== Page extract

A more accurate way of approaching Le Roy’s choreography is to see it in terms of the famous politique des auteurs that emerged in French cinema in the 1950s and 1960s. Le Roy’s ‘politics of authorship’ lie in the way that he purposefully attempts to rupture the Modernist view of dance as the continuous flow of motion in and through body, and which necessarily takes place within a specific medium[iii]. Instead, his work proposes a radically heteronomous view of choreography as the organization of any movement whatever.[iv] The focus of his research does not target the medium of dance itself, but rather aims at a much wider dispositif that one might refer to, in broad terms, as ‘theatrical performance’. In line with Michel Foucault’s articulation of the concept, the word dispositif, as I use it, is more than a spatial or architectural arrangement of stage space; it is an apparatus  that ideologically shapes spectatorial attention in organizing its modes of perception.

Le Roy’s preoccupation with the theatrical dispositif resides in his twofold critique of representation. The first concerns the notion of spectatorship and deals with questions of perception, recognition and identity. The second tackles the issue of authorship, a problem that Le Roy explicitly critiqued when he exchanged authorial positions with Jérôme Bel in the performance, Xavier Le Roy(1999). Whereas Bel signed the performance as its author, Le Roy ‘realized’ it.  In a 2003 interview, Le Roy explained:

I was trying to affirm a certain kind of movement, a ‘language’ or signature as the first step usually needed to develop a career as a choreographer. If this is accepted the next step is to extend and transmit this ‘language’ to others in order to make group choreography, like some kind of clone of yourself that allows your signature to establish itself and gain recognition. Having accomplished that, you then have access to larger means of production (from solo to company director in a Stadttheater for example). (Le Roy, 2003)

For Le Roy, ‘signature’ epitomizes the distinctive aesthetic traits of an individual dance style that is translated from one work to another in order to represent the choreographer in the entirety of her/his œuvre. Aesthetic continuity of this sort is politically conservative, since it tends to ignore, if not wilfully repress, the questions that a more singular working practice might uncover.

====
== Data records

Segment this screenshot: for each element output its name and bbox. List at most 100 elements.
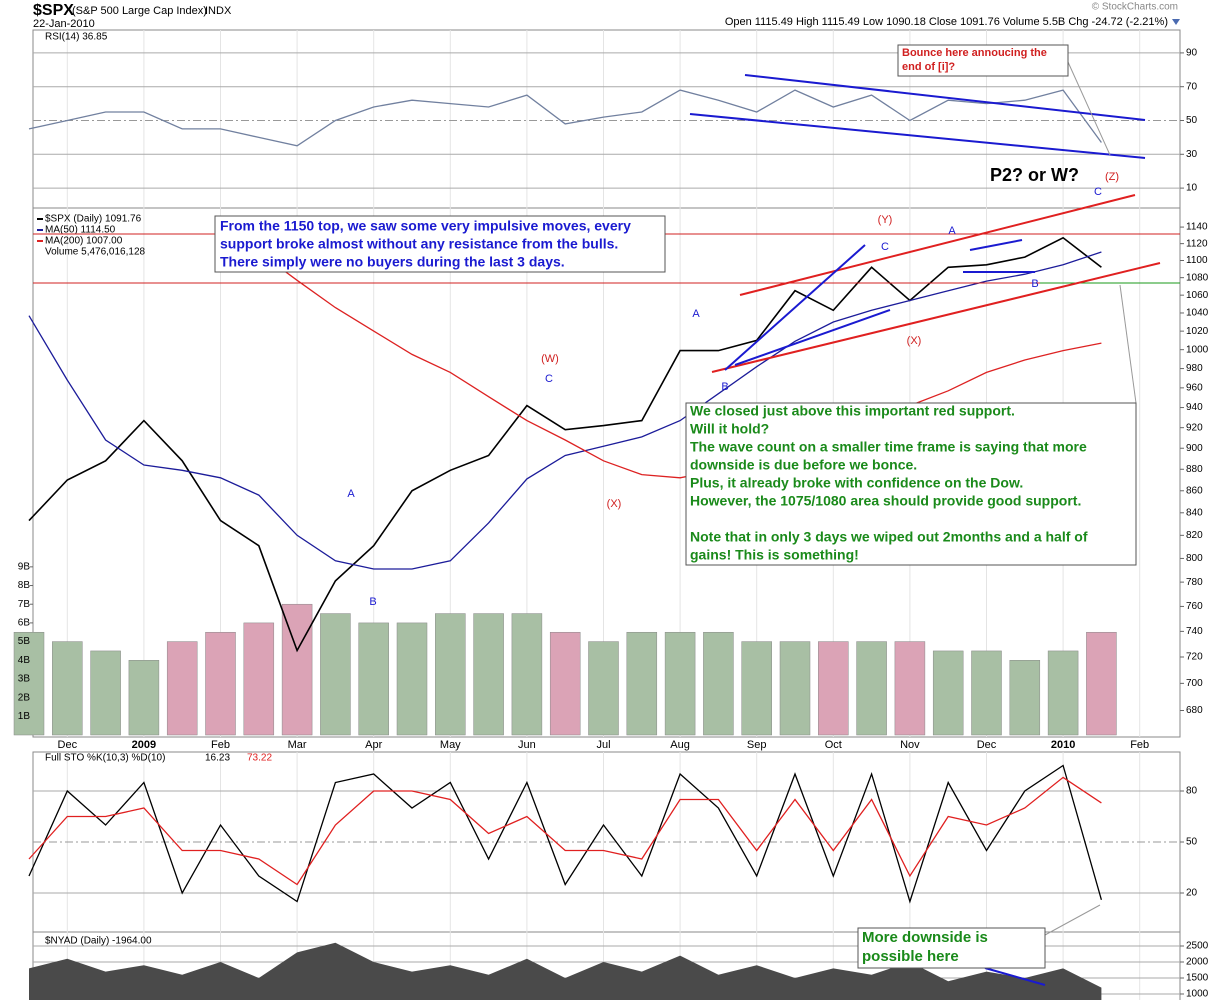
volume-bar xyxy=(52,641,83,736)
wave-label: (W) xyxy=(541,353,559,365)
y-tick-label: 2500 xyxy=(1186,941,1209,952)
annotation-text: Bounce here annoucing the xyxy=(902,47,1047,59)
panel-title: RSI(14) 36.85 xyxy=(45,32,108,43)
wave-label: (X) xyxy=(607,498,622,510)
volume-bar xyxy=(779,641,811,736)
wave-label: (Z) xyxy=(1105,171,1119,183)
wave-label: A xyxy=(347,488,355,500)
volume-bar xyxy=(358,622,389,736)
legend-label: 73.22 xyxy=(247,753,272,764)
volume-bar xyxy=(818,641,849,736)
y-tick-label: 5B xyxy=(18,636,31,647)
x-tick-label: Dec xyxy=(977,739,997,751)
marks: Dec 2009 Feb Mar Apr May Jun Jul Aug Sep Oct Nov Dec… xyxy=(18,32,1209,1000)
volume-bar xyxy=(320,613,351,736)
volume-bar xyxy=(511,613,543,736)
trend-line xyxy=(724,244,866,371)
annotation: P2? or W? xyxy=(990,165,1079,185)
note-box xyxy=(214,215,666,273)
legend-swatch xyxy=(37,229,43,231)
y-tick-label: 880 xyxy=(1186,464,1203,475)
volume-bar xyxy=(473,613,504,736)
x-tick-label: 2010 xyxy=(1051,739,1075,751)
volume-bar xyxy=(243,622,275,736)
volume-bar xyxy=(1047,650,1079,736)
notes: Bounce here annoucing the end of [i]? From… xyxy=(220,47,1119,965)
y-tick-label: 980 xyxy=(1186,363,1203,374)
x-tick-label: Mar xyxy=(288,739,307,751)
annotation-text: However, the 1075/1080 area should provi… xyxy=(690,493,1081,509)
y-tick-label: 4B xyxy=(18,655,31,666)
volume-bar xyxy=(549,631,581,736)
y-tick-label: 90 xyxy=(1186,48,1198,59)
series-line xyxy=(28,776,1102,886)
volume-bar xyxy=(664,631,696,736)
x-tick-label: May xyxy=(440,739,461,751)
y-tick-label: 70 xyxy=(1186,81,1198,92)
y-tick-label: 720 xyxy=(1186,652,1203,663)
wave-label: C xyxy=(545,373,553,385)
volume-bar xyxy=(281,603,313,736)
y-tick-label: 1060 xyxy=(1186,290,1209,301)
volume-bar xyxy=(128,660,160,736)
wave-label: A xyxy=(692,308,700,320)
legend-label: 16.23 xyxy=(205,753,230,764)
volume-bar xyxy=(90,650,121,736)
y-tick-label: 1040 xyxy=(1186,308,1209,319)
y-tick-label: 900 xyxy=(1186,443,1203,454)
panel-title: Full STO %K(10,3) %D(10) xyxy=(45,753,165,764)
annotation-text: end of [i]? xyxy=(902,61,955,73)
volume-bar xyxy=(971,650,1002,736)
x-tick-label: Feb xyxy=(211,739,230,751)
annotation-text: There simply were no buyers during the l… xyxy=(220,254,565,270)
y-tick-label: 9B xyxy=(18,561,31,572)
wave-label: B xyxy=(721,381,728,393)
volume-bar xyxy=(626,631,658,736)
wave-label: B xyxy=(369,596,376,608)
symbol: $SPX xyxy=(33,2,74,19)
legend-label: MA(50) 1114.50 xyxy=(45,225,116,236)
wave-label: (X) xyxy=(907,335,922,347)
annotation-text: downside is due before we bonce. xyxy=(690,457,917,473)
annotation-text: support broke almost without any resista… xyxy=(220,236,618,252)
y-tick-label: 80 xyxy=(1186,786,1198,797)
dropdown-icon xyxy=(1172,19,1180,25)
y-tick-label: 1000 xyxy=(1186,344,1209,355)
volume-bar xyxy=(894,641,926,736)
annotation-text: Will it hold? xyxy=(690,421,769,437)
pointer xyxy=(1119,284,1137,404)
annotation-text: Plus, it already broke with confidence o… xyxy=(690,475,1023,491)
grid xyxy=(13,30,1184,1000)
trend-line xyxy=(969,239,1023,251)
y-tick-label: 740 xyxy=(1186,626,1203,637)
y-tick-label: 8B xyxy=(18,580,31,591)
area xyxy=(29,942,1102,1000)
y-tick-label: 860 xyxy=(1186,485,1203,496)
wave-label: A xyxy=(948,225,956,237)
channel-line xyxy=(739,194,1136,296)
series-line xyxy=(28,236,1102,653)
x-tick-label: 2009 xyxy=(132,739,156,751)
note-box xyxy=(857,927,1046,969)
wave-label: B xyxy=(1031,278,1038,290)
trend-line xyxy=(744,74,1146,121)
y-tick-label: 940 xyxy=(1186,402,1203,413)
y-tick-label: 820 xyxy=(1186,530,1203,541)
x-tick-label: Sep xyxy=(747,739,767,751)
pointer xyxy=(1067,61,1111,156)
annotation-text: gains! This is something! xyxy=(690,547,859,563)
x-tick-label: Feb xyxy=(1130,739,1149,751)
y-tick-label: 2000 xyxy=(1186,957,1209,968)
annotation-text: possible here xyxy=(862,948,959,965)
y-tick-label: 1500 xyxy=(1186,973,1209,984)
legend-swatch xyxy=(37,218,43,220)
quote: Open 1115.49 High 1115.49 Low 1090.18 Cl… xyxy=(725,16,1168,28)
x-tick-label: Apr xyxy=(365,739,382,751)
note-box xyxy=(897,44,1069,77)
panel-title: $NYAD (Daily) -1964.00 xyxy=(45,936,152,947)
volume-bar xyxy=(13,631,45,736)
pointer xyxy=(1044,904,1101,936)
y-tick-label: 1000 xyxy=(1186,989,1209,1000)
exchange: INDX xyxy=(205,5,232,17)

====

According to the passage on Le Roy's choreography, with whom did Le Roy exchange authorial positions in the 1999 performance titled Xavier Le Roy?

> [Task response] Jérôme Bel